Stored data entries:
□ □ □ □

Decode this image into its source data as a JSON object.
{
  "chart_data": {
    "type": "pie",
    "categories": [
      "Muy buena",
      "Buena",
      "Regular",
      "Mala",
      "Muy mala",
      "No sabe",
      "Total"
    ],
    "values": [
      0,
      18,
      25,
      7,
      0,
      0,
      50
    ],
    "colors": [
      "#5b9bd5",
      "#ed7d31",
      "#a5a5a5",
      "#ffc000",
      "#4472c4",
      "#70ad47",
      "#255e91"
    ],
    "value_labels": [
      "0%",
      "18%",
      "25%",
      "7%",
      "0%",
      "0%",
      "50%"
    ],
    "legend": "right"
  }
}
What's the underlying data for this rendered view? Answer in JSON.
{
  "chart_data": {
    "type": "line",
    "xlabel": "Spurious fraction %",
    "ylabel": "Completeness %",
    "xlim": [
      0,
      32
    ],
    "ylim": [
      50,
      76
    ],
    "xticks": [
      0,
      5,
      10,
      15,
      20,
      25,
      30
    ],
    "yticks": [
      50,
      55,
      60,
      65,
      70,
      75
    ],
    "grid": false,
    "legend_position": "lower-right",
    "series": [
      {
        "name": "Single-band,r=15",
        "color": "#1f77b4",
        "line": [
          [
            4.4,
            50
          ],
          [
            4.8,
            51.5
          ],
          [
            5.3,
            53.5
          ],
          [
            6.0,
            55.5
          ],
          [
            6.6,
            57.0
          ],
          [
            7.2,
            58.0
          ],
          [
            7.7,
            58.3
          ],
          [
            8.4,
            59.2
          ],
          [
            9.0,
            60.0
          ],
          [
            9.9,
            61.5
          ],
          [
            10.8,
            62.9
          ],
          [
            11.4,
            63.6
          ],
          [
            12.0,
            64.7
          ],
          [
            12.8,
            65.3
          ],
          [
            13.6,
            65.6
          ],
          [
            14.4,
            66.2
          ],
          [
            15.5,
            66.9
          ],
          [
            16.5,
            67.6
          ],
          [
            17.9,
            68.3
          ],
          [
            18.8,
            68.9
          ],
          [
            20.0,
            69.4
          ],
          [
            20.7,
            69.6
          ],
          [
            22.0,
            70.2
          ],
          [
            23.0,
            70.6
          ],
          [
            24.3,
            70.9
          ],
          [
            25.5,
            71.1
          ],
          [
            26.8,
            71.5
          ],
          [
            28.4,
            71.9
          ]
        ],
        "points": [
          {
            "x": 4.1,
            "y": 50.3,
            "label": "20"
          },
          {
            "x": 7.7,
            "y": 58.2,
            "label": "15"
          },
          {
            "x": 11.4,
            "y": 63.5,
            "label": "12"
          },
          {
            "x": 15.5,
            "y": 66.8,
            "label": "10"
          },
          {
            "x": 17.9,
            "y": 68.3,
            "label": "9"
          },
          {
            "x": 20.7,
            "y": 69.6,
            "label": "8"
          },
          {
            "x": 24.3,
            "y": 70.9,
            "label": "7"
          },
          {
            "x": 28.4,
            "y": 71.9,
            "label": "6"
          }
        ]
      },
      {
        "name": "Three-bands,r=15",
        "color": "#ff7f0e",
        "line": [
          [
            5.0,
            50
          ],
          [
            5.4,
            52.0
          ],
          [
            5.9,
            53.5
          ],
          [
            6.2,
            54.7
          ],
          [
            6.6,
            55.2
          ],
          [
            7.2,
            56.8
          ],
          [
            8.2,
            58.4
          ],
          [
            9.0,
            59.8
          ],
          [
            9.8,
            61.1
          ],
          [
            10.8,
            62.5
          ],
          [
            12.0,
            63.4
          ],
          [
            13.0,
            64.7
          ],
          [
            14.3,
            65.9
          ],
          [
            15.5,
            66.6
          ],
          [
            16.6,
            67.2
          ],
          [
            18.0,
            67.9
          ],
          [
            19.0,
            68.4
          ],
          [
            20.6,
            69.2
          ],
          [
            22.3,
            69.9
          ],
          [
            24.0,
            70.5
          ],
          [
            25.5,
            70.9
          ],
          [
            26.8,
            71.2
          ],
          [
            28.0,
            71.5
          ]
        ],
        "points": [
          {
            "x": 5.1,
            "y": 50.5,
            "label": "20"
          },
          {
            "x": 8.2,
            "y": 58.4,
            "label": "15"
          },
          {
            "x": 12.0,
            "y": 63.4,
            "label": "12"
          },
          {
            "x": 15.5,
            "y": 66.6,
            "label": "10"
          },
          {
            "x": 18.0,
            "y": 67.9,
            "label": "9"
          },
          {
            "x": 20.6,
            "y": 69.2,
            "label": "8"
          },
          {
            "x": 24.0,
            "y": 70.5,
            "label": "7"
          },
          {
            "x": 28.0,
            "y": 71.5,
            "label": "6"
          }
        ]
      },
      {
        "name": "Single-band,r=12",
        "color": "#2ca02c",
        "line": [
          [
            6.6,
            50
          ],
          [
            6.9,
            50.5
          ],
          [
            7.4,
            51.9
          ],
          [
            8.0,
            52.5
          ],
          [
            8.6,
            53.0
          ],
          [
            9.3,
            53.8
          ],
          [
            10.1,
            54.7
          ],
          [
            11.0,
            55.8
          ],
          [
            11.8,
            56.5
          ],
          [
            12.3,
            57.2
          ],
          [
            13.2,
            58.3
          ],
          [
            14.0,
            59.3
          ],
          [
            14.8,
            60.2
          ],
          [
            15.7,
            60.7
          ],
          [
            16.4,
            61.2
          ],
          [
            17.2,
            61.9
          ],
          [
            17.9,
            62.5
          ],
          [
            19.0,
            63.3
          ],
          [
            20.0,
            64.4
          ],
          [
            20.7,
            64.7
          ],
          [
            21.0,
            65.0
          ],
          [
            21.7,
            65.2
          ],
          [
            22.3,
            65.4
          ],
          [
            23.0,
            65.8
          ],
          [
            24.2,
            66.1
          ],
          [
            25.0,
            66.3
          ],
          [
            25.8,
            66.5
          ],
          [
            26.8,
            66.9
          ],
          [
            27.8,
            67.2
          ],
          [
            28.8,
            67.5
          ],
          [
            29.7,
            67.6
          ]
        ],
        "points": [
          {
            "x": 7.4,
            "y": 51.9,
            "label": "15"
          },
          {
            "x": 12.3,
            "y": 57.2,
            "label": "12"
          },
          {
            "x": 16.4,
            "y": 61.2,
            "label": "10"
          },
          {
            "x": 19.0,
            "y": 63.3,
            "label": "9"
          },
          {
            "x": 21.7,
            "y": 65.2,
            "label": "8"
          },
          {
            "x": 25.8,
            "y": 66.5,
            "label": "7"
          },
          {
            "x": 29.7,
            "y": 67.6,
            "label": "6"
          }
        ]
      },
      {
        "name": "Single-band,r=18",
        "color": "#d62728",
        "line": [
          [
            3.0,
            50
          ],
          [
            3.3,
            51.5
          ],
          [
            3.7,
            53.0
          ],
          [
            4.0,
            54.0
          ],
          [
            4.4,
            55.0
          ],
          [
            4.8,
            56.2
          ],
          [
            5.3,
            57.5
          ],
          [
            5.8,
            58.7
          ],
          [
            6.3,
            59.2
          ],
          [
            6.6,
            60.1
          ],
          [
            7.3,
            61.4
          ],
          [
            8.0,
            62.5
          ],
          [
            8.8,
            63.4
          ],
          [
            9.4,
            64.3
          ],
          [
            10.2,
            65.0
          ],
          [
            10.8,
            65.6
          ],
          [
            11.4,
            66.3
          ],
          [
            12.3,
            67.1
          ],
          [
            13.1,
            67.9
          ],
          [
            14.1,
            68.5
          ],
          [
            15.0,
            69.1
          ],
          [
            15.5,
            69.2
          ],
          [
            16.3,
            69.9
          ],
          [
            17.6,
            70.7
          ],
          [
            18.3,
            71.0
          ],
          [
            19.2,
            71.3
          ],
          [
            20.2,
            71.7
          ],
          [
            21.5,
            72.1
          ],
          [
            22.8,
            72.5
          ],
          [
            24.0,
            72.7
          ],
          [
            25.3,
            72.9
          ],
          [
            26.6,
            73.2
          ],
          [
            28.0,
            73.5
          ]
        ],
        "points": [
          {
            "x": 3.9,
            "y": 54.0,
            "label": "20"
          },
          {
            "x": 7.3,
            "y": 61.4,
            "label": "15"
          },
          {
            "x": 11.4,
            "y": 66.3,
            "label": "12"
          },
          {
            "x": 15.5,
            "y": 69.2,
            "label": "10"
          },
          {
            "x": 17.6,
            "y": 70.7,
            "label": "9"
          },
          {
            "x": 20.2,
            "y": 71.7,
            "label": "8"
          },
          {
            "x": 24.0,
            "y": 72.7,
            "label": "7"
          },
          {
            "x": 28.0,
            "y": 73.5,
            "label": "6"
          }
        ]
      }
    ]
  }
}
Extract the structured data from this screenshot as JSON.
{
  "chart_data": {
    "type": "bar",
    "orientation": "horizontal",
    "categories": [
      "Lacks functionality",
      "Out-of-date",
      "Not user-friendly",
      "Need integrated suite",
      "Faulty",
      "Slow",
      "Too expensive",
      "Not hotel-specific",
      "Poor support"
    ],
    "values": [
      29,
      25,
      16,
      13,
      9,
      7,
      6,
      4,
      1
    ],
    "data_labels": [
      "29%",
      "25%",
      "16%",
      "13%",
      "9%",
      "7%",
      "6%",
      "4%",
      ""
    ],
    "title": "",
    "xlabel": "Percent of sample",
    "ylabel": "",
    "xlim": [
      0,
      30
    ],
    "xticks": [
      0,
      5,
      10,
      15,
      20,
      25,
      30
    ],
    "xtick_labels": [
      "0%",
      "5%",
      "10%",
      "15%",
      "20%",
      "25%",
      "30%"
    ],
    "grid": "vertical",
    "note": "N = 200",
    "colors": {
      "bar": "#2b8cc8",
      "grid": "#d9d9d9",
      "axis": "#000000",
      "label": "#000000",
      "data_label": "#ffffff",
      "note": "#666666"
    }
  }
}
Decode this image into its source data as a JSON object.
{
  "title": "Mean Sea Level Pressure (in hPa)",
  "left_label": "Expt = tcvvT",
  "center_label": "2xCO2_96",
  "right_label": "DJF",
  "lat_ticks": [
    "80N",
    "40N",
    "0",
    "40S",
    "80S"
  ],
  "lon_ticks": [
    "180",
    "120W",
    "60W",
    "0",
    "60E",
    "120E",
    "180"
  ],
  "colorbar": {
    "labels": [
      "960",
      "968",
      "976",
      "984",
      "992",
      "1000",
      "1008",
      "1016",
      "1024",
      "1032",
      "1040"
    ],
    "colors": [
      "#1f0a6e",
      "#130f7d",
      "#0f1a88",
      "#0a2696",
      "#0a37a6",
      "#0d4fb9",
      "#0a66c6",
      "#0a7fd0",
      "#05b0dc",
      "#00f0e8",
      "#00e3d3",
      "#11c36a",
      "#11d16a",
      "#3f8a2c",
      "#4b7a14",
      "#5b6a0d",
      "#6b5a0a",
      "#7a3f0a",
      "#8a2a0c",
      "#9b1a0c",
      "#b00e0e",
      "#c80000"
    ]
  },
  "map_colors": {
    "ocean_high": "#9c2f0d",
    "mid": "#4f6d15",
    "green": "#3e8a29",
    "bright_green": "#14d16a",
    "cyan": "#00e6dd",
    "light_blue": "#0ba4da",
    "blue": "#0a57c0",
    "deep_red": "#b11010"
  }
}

□ □ □ □

WHAT TO PRODUCE — Which lines include "title"? Copy each of them out.

RESPONSE FOR THIS EXERCISE —
    "title": "",
  "title": "Mean Sea Level Pressure (in hPa)",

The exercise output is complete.